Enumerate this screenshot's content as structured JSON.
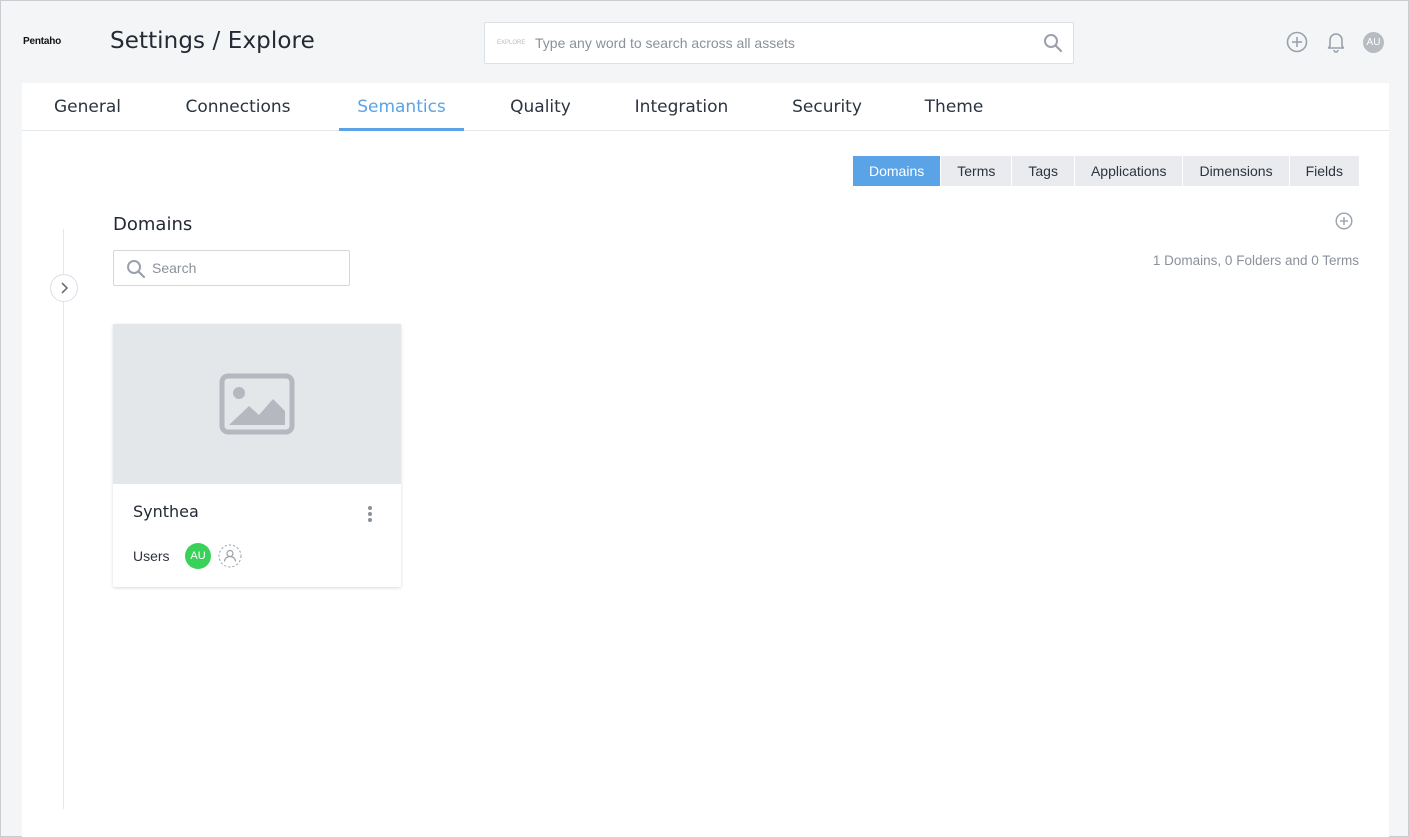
{
  "header": {
    "brand": "Pentaho",
    "title": "Settings / Explore",
    "search": {
      "scope_label": "EXPLORE",
      "placeholder": "Type any word to search across all assets",
      "value": ""
    },
    "avatar_initials": "AU"
  },
  "tabs": [
    {
      "label": "General"
    },
    {
      "label": "Connections"
    },
    {
      "label": "Semantics",
      "active": true
    },
    {
      "label": "Quality"
    },
    {
      "label": "Integration"
    },
    {
      "label": "Security"
    },
    {
      "label": "Theme"
    }
  ],
  "subtabs": [
    {
      "label": "Domains",
      "active": true
    },
    {
      "label": "Terms"
    },
    {
      "label": "Tags"
    },
    {
      "label": "Applications"
    },
    {
      "label": "Dimensions"
    },
    {
      "label": "Fields"
    }
  ],
  "domains": {
    "title": "Domains",
    "search_placeholder": "Search",
    "summary": "1 Domains, 0 Folders and 0 Terms",
    "cards": [
      {
        "name": "Synthea",
        "users_label": "Users",
        "user_initials": "AU"
      }
    ]
  },
  "colors": {
    "accent": "#5aa3e6",
    "user_avatar": "#3ad15a"
  }
}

====

## GIVEN EXERCISE
All the records need to be repeated exactly, with the images dropped.

## SOLUTION TO THE EXERCISE
Enumerate this screenshot's content as structured JSON.
{
  "header": {
    "brand": "Pentaho",
    "title": "Settings / Explore",
    "search": {
      "scope_label": "EXPLORE",
      "placeholder": "Type any word to search across all assets",
      "value": ""
    },
    "avatar_initials": "AU"
  },
  "tabs": [
    {
      "label": "General"
    },
    {
      "label": "Connections"
    },
    {
      "label": "Semantics",
      "active": true
    },
    {
      "label": "Quality"
    },
    {
      "label": "Integration"
    },
    {
      "label": "Security"
    },
    {
      "label": "Theme"
    }
  ],
  "subtabs": [
    {
      "label": "Domains",
      "active": true
    },
    {
      "label": "Terms"
    },
    {
      "label": "Tags"
    },
    {
      "label": "Applications"
    },
    {
      "label": "Dimensions"
    },
    {
      "label": "Fields"
    }
  ],
  "domains": {
    "title": "Domains",
    "search_placeholder": "Search",
    "summary": "1 Domains, 0 Folders and 0 Terms",
    "cards": [
      {
        "name": "Synthea",
        "users_label": "Users",
        "user_initials": "AU"
      }
    ]
  },
  "colors": {
    "accent": "#5aa3e6",
    "user_avatar": "#3ad15a"
  }
}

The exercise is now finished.